WHAT IS REQUIRED = All of the data needs to be repeated exactly.

Figure collection entries
= = = = =

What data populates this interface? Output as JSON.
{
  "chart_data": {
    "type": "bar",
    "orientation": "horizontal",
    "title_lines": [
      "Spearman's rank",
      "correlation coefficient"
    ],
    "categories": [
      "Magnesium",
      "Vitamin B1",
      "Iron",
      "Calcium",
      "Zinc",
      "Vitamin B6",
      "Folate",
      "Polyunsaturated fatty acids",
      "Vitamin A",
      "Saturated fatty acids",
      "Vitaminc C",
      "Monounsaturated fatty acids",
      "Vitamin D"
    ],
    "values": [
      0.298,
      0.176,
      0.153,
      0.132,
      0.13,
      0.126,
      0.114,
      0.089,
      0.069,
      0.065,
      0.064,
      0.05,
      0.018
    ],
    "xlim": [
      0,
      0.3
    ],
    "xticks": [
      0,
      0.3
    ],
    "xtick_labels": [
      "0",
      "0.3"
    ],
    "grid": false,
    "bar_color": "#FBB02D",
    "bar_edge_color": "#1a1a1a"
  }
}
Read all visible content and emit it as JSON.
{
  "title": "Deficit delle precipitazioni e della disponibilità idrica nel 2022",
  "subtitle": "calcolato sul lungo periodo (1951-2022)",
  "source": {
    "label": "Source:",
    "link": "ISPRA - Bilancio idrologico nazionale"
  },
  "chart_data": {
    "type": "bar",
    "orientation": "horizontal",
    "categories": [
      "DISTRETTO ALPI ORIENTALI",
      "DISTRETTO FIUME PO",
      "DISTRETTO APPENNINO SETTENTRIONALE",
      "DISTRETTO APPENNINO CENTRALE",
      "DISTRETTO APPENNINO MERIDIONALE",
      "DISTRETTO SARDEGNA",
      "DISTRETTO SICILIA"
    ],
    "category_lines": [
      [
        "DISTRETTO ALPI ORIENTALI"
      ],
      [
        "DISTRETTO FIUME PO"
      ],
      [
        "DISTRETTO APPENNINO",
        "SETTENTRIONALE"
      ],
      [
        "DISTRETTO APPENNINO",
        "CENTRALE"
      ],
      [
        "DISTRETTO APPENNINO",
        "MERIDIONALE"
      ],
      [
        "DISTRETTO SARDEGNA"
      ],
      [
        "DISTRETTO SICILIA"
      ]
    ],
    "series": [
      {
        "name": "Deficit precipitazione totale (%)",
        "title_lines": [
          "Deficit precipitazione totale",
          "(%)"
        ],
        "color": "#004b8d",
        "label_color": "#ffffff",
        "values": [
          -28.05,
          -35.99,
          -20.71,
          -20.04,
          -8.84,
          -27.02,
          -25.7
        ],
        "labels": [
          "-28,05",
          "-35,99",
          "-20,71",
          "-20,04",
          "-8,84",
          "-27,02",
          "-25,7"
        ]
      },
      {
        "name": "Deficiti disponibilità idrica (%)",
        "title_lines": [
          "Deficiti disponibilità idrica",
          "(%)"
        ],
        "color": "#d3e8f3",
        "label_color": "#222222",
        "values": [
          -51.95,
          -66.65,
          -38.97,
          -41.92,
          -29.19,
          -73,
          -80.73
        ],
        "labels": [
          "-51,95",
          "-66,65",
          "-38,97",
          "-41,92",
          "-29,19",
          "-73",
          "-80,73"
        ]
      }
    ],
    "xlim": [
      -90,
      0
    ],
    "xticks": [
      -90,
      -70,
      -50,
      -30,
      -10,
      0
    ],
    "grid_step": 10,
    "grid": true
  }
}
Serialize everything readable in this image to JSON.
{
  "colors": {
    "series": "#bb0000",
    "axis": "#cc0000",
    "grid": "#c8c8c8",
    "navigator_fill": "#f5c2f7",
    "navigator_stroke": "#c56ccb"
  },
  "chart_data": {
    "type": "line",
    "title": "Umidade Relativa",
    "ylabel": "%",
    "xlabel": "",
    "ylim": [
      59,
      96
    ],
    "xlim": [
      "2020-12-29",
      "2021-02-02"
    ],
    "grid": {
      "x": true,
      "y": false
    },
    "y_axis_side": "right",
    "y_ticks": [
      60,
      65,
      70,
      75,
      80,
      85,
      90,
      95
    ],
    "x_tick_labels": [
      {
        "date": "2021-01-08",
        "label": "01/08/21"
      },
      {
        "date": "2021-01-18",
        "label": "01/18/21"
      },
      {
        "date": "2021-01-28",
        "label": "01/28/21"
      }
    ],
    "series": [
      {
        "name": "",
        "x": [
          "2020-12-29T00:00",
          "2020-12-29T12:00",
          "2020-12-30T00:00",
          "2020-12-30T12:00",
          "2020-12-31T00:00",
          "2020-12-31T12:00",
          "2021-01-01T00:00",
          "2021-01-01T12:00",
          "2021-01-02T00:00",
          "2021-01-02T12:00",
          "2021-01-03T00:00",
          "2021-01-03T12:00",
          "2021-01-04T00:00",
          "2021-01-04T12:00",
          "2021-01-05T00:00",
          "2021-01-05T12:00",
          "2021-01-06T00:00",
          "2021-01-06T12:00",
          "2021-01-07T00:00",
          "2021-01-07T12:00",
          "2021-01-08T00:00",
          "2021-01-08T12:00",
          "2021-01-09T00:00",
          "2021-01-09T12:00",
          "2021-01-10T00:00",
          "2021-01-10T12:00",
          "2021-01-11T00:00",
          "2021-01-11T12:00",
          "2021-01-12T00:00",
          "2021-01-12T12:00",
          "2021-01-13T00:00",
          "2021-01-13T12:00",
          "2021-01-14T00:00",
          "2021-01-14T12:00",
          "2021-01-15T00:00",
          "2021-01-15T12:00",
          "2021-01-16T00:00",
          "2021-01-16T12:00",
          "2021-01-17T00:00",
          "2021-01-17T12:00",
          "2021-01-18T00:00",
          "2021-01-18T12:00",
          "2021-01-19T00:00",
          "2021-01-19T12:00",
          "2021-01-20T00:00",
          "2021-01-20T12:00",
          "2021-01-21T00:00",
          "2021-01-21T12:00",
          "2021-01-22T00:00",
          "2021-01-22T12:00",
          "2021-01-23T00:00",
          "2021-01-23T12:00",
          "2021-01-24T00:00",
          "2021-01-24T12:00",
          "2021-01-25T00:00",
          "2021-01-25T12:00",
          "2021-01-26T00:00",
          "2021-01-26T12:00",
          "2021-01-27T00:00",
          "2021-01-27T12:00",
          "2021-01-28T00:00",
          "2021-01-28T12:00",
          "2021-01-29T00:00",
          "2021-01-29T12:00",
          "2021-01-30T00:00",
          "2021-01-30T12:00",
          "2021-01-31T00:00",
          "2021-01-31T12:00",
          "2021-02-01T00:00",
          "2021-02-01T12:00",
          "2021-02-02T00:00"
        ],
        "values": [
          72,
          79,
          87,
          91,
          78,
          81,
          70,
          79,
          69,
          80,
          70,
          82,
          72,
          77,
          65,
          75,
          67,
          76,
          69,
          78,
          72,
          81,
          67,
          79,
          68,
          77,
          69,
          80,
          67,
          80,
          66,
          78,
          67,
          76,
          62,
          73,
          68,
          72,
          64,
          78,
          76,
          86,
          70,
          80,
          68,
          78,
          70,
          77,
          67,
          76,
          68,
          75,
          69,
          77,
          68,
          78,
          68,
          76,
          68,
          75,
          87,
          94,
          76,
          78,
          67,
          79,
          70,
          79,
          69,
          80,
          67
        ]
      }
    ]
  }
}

= = = = =

WORKED SOLUTION =
What data populates this interface? Output as JSON.
{
  "chart_data": {
    "type": "bar",
    "orientation": "horizontal",
    "title_lines": [
      "Spearman's rank",
      "correlation coefficient"
    ],
    "categories": [
      "Magnesium",
      "Vitamin B1",
      "Iron",
      "Calcium",
      "Zinc",
      "Vitamin B6",
      "Folate",
      "Polyunsaturated fatty acids",
      "Vitamin A",
      "Saturated fatty acids",
      "Vitaminc C",
      "Monounsaturated fatty acids",
      "Vitamin D"
    ],
    "values": [
      0.298,
      0.176,
      0.153,
      0.132,
      0.13,
      0.126,
      0.114,
      0.089,
      0.069,
      0.065,
      0.064,
      0.05,
      0.018
    ],
    "xlim": [
      0,
      0.3
    ],
    "xticks": [
      0,
      0.3
    ],
    "xtick_labels": [
      "0",
      "0.3"
    ],
    "grid": false,
    "bar_color": "#FBB02D",
    "bar_edge_color": "#1a1a1a"
  }
}
Read all visible content and emit it as JSON.
{
  "title": "Deficit delle precipitazioni e della disponibilità idrica nel 2022",
  "subtitle": "calcolato sul lungo periodo (1951-2022)",
  "source": {
    "label": "Source:",
    "link": "ISPRA - Bilancio idrologico nazionale"
  },
  "chart_data": {
    "type": "bar",
    "orientation": "horizontal",
    "categories": [
      "DISTRETTO ALPI ORIENTALI",
      "DISTRETTO FIUME PO",
      "DISTRETTO APPENNINO SETTENTRIONALE",
      "DISTRETTO APPENNINO CENTRALE",
      "DISTRETTO APPENNINO MERIDIONALE",
      "DISTRETTO SARDEGNA",
      "DISTRETTO SICILIA"
    ],
    "category_lines": [
      [
        "DISTRETTO ALPI ORIENTALI"
      ],
      [
        "DISTRETTO FIUME PO"
      ],
      [
        "DISTRETTO APPENNINO",
        "SETTENTRIONALE"
      ],
      [
        "DISTRETTO APPENNINO",
        "CENTRALE"
      ],
      [
        "DISTRETTO APPENNINO",
        "MERIDIONALE"
      ],
      [
        "DISTRETTO SARDEGNA"
      ],
      [
        "DISTRETTO SICILIA"
      ]
    ],
    "series": [
      {
        "name": "Deficit precipitazione totale (%)",
        "title_lines": [
          "Deficit precipitazione totale",
          "(%)"
        ],
        "color": "#004b8d",
        "label_color": "#ffffff",
        "values": [
          -28.05,
          -35.99,
          -20.71,
          -20.04,
          -8.84,
          -27.02,
          -25.7
        ],
        "labels": [
          "-28,05",
          "-35,99",
          "-20,71",
          "-20,04",
          "-8,84",
          "-27,02",
          "-25,7"
        ]
      },
      {
        "name": "Deficiti disponibilità idrica (%)",
        "title_lines": [
          "Deficiti disponibilità idrica",
          "(%)"
        ],
        "color": "#d3e8f3",
        "label_color": "#222222",
        "values": [
          -51.95,
          -66.65,
          -38.97,
          -41.92,
          -29.19,
          -73,
          -80.73
        ],
        "labels": [
          "-51,95",
          "-66,65",
          "-38,97",
          "-41,92",
          "-29,19",
          "-73",
          "-80,73"
        ]
      }
    ],
    "xlim": [
      -90,
      0
    ],
    "xticks": [
      -90,
      -70,
      -50,
      -30,
      -10,
      0
    ],
    "grid_step": 10,
    "grid": true
  }
}
Serialize everything readable in this image to JSON.
{
  "colors": {
    "series": "#bb0000",
    "axis": "#cc0000",
    "grid": "#c8c8c8",
    "navigator_fill": "#f5c2f7",
    "navigator_stroke": "#c56ccb"
  },
  "chart_data": {
    "type": "line",
    "title": "Umidade Relativa",
    "ylabel": "%",
    "xlabel": "",
    "ylim": [
      59,
      96
    ],
    "xlim": [
      "2020-12-29",
      "2021-02-02"
    ],
    "grid": {
      "x": true,
      "y": false
    },
    "y_axis_side": "right",
    "y_ticks": [
      60,
      65,
      70,
      75,
      80,
      85,
      90,
      95
    ],
    "x_tick_labels": [
      {
        "date": "2021-01-08",
        "label": "01/08/21"
      },
      {
        "date": "2021-01-18",
        "label": "01/18/21"
      },
      {
        "date": "2021-01-28",
        "label": "01/28/21"
      }
    ],
    "series": [
      {
        "name": "",
        "x": [
          "2020-12-29T00:00",
          "2020-12-29T12:00",
          "2020-12-30T00:00",
          "2020-12-30T12:00",
          "2020-12-31T00:00",
          "2020-12-31T12:00",
          "2021-01-01T00:00",
          "2021-01-01T12:00",
          "2021-01-02T00:00",
          "2021-01-02T12:00",
          "2021-01-03T00:00",
          "2021-01-03T12:00",
          "2021-01-04T00:00",
          "2021-01-04T12:00",
          "2021-01-05T00:00",
          "2021-01-05T12:00",
          "2021-01-06T00:00",
          "2021-01-06T12:00",
          "2021-01-07T00:00",
          "2021-01-07T12:00",
          "2021-01-08T00:00",
          "2021-01-08T12:00",
          "2021-01-09T00:00",
          "2021-01-09T12:00",
          "2021-01-10T00:00",
          "2021-01-10T12:00",
          "2021-01-11T00:00",
          "2021-01-11T12:00",
          "2021-01-12T00:00",
          "2021-01-12T12:00",
          "2021-01-13T00:00",
          "2021-01-13T12:00",
          "2021-01-14T00:00",
          "2021-01-14T12:00",
          "2021-01-15T00:00",
          "2021-01-15T12:00",
          "2021-01-16T00:00",
          "2021-01-16T12:00",
          "2021-01-17T00:00",
          "2021-01-17T12:00",
          "2021-01-18T00:00",
          "2021-01-18T12:00",
          "2021-01-19T00:00",
          "2021-01-19T12:00",
          "2021-01-20T00:00",
          "2021-01-20T12:00",
          "2021-01-21T00:00",
          "2021-01-21T12:00",
          "2021-01-22T00:00",
          "2021-01-22T12:00",
          "2021-01-23T00:00",
          "2021-01-23T12:00",
          "2021-01-24T00:00",
          "2021-01-24T12:00",
          "2021-01-25T00:00",
          "2021-01-25T12:00",
          "2021-01-26T00:00",
          "2021-01-26T12:00",
          "2021-01-27T00:00",
          "2021-01-27T12:00",
          "2021-01-28T00:00",
          "2021-01-28T12:00",
          "2021-01-29T00:00",
          "2021-01-29T12:00",
          "2021-01-30T00:00",
          "2021-01-30T12:00",
          "2021-01-31T00:00",
          "2021-01-31T12:00",
          "2021-02-01T00:00",
          "2021-02-01T12:00",
          "2021-02-02T00:00"
        ],
        "values": [
          72,
          79,
          87,
          91,
          78,
          81,
          70,
          79,
          69,
          80,
          70,
          82,
          72,
          77,
          65,
          75,
          67,
          76,
          69,
          78,
          72,
          81,
          67,
          79,
          68,
          77,
          69,
          80,
          67,
          80,
          66,
          78,
          67,
          76,
          62,
          73,
          68,
          72,
          64,
          78,
          76,
          86,
          70,
          80,
          68,
          78,
          70,
          77,
          67,
          76,
          68,
          75,
          69,
          77,
          68,
          78,
          68,
          76,
          68,
          75,
          87,
          94,
          76,
          78,
          67,
          79,
          70,
          79,
          69,
          80,
          67
        ]
      }
    ]
  }
}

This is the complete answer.